──────── Records for the task ────────

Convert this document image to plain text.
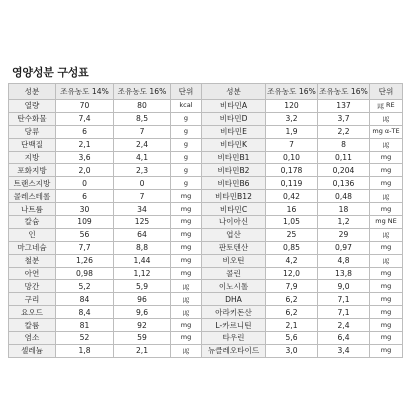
영양성분 구성표
성분	조유농도 14%	조유농도 16%	단위	성분	조유농도 16%	조유농도 16%	단위
열량	70	80	kcal	비타민A	120	137	㎍ RE
탄수화물	7,4	8,5	g	비타민D	3,2	3,7	㎍
당류	6	7	g	비타민E	1,9	2,2	mg α-TE
단백질	2,1	2,4	g	비타민K	7	8	㎍
지방	3,6	4,1	g	비타민B1	0,10	0,11	mg
포화지방	2,0	2,3	g	비타민B2	0,178	0,204	mg
트랜스지방	0	0	g	비타민B6	0,119	0,136	mg
콜레스테롤	6	7	mg	비타민B12	0,42	0,48	㎍
나트륨	30	34	mg	비타민C	16	18	mg
칼슘	109	125	mg	나이아신	1,05	1,2	mg NE
인	56	64	mg	엽산	25	29	㎍
마그네슘	7,7	8,8	mg	판토텐산	0,85	0,97	mg
철분	1,26	1,44	mg	비오틴	4,2	4,8	㎍
아연	0,98	1,12	mg	콜린	12,0	13,8	mg
망간	5,2	5,9	㎍	이노시톨	7,9	9,0	mg
구리	84	96	㎍	DHA	6,2	7,1	mg
요오드	8,4	9,6	㎍	아라키돈산	6,2	7,1	mg
칼륨	81	92	mg	L-카르니틴	2,1	2,4	mg
염소	52	59	mg	타우린	5,6	6,4	mg
셀레늄	1,8	2,1	㎍	뉴클레오타이드	3,0	3,4	mg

────────

▸ **Your task**: Repeat the material above in full and unchanged, minus its images.

▸ **Reply to the task**:
Convert this document image to plain text.
영양성분 구성표
성분	조유농도 14%	조유농도 16%	단위	성분	조유농도 16%	조유농도 16%	단위
열량	70	80	kcal	비타민A	120	137	㎍ RE
탄수화물	7,4	8,5	g	비타민D	3,2	3,7	㎍
당류	6	7	g	비타민E	1,9	2,2	mg α-TE
단백질	2,1	2,4	g	비타민K	7	8	㎍
지방	3,6	4,1	g	비타민B1	0,10	0,11	mg
포화지방	2,0	2,3	g	비타민B2	0,178	0,204	mg
트랜스지방	0	0	g	비타민B6	0,119	0,136	mg
콜레스테롤	6	7	mg	비타민B12	0,42	0,48	㎍
나트륨	30	34	mg	비타민C	16	18	mg
칼슘	109	125	mg	나이아신	1,05	1,2	mg NE
인	56	64	mg	엽산	25	29	㎍
마그네슘	7,7	8,8	mg	판토텐산	0,85	0,97	mg
철분	1,26	1,44	mg	비오틴	4,2	4,8	㎍
아연	0,98	1,12	mg	콜린	12,0	13,8	mg
망간	5,2	5,9	㎍	이노시톨	7,9	9,0	mg
구리	84	96	㎍	DHA	6,2	7,1	mg
요오드	8,4	9,6	㎍	아라키돈산	6,2	7,1	mg
칼륨	81	92	mg	L-카르니틴	2,1	2,4	mg
염소	52	59	mg	타우린	5,6	6,4	mg
셀레늄	1,8	2,1	㎍	뉴클레오타이드	3,0	3,4	mg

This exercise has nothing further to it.